§ **The request**
Pull every line holding the string "enebolig" from the records below.

§ **Data listing**
# # # # # # #

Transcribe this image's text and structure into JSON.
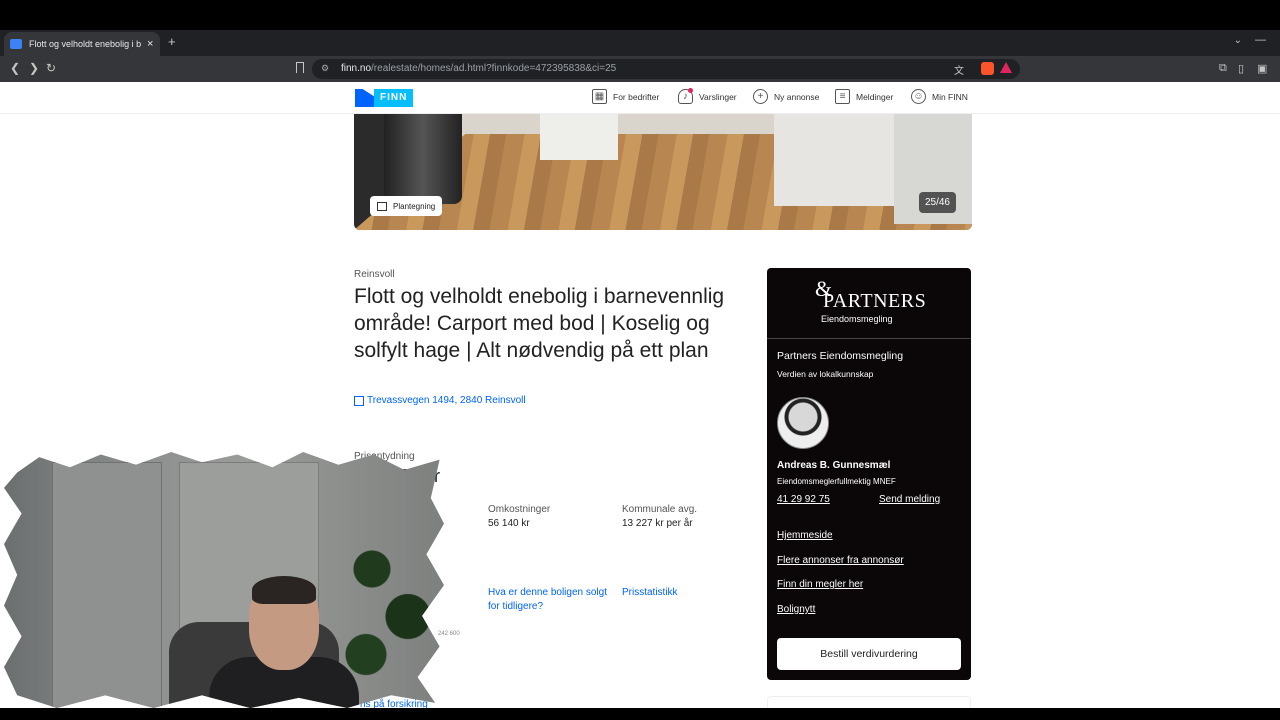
{
  "browser": {
    "tab_title": "Flott og velholdt enebolig i barn",
    "tab_close": "×",
    "new_tab": "+",
    "url_host": "finn.no",
    "url_path": "/realestate/homes/ad.html?finnkode=472395838&ci=25"
  },
  "header": {
    "logo_text": "FINN",
    "nav": {
      "business": "For bedrifter",
      "alerts": "Varslinger",
      "new_ad": "Ny annonse",
      "messages": "Meldinger",
      "my_finn": "Min FINN"
    }
  },
  "gallery": {
    "floorplan_label": "Plantegning",
    "counter": "25/46"
  },
  "listing": {
    "locality": "Reinsvoll",
    "title": "Flott og velholdt enebolig i barnevennlig område! Carport med bod | Koselig og solfylt hage | Alt nødvendig på ett plan",
    "address": "Trevassvegen 1494, 2840 Reinsvoll",
    "price_label": "Prisantydning",
    "price_partial": "00 kr",
    "costs_label": "Omkostninger",
    "costs_value": "56 140 kr",
    "municipal_label": "Kommunale avg.",
    "municipal_value": "13 227 kr per år",
    "sold_before_link": "Hva er denne boligen solgt for tidligere?",
    "price_stats_link": "Prisstatistikk",
    "insurance_link_partial": "ris på forsikring",
    "chart_small_a": "242 600"
  },
  "agent": {
    "brand_amp": "&",
    "brand_name": "PARTNERS",
    "brand_sub": "Eiendomsmegling",
    "company": "Partners Eiendomsmegling",
    "tagline": "Verdien av lokalkunnskap",
    "name": "Andreas B. Gunnesmæl",
    "role": "Eiendomsmeglerfullmektig MNEF",
    "phone": "41 29 92 75",
    "send_message": "Send melding",
    "links": [
      "Hjemmeside",
      "Flere annonser fra annonsør",
      "Finn din megler her",
      "Bolignytt"
    ],
    "cta": "Bestill verdivurdering"
  }
}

# # # # # # #

§ **Reply to the task**
    "tab_title": "Flott og velholdt enebolig i barn",
    "title": "Flott og velholdt enebolig i barnevennlig område! Carport med bod | Koselig og solfylt hage | Alt nødvendig på ett plan",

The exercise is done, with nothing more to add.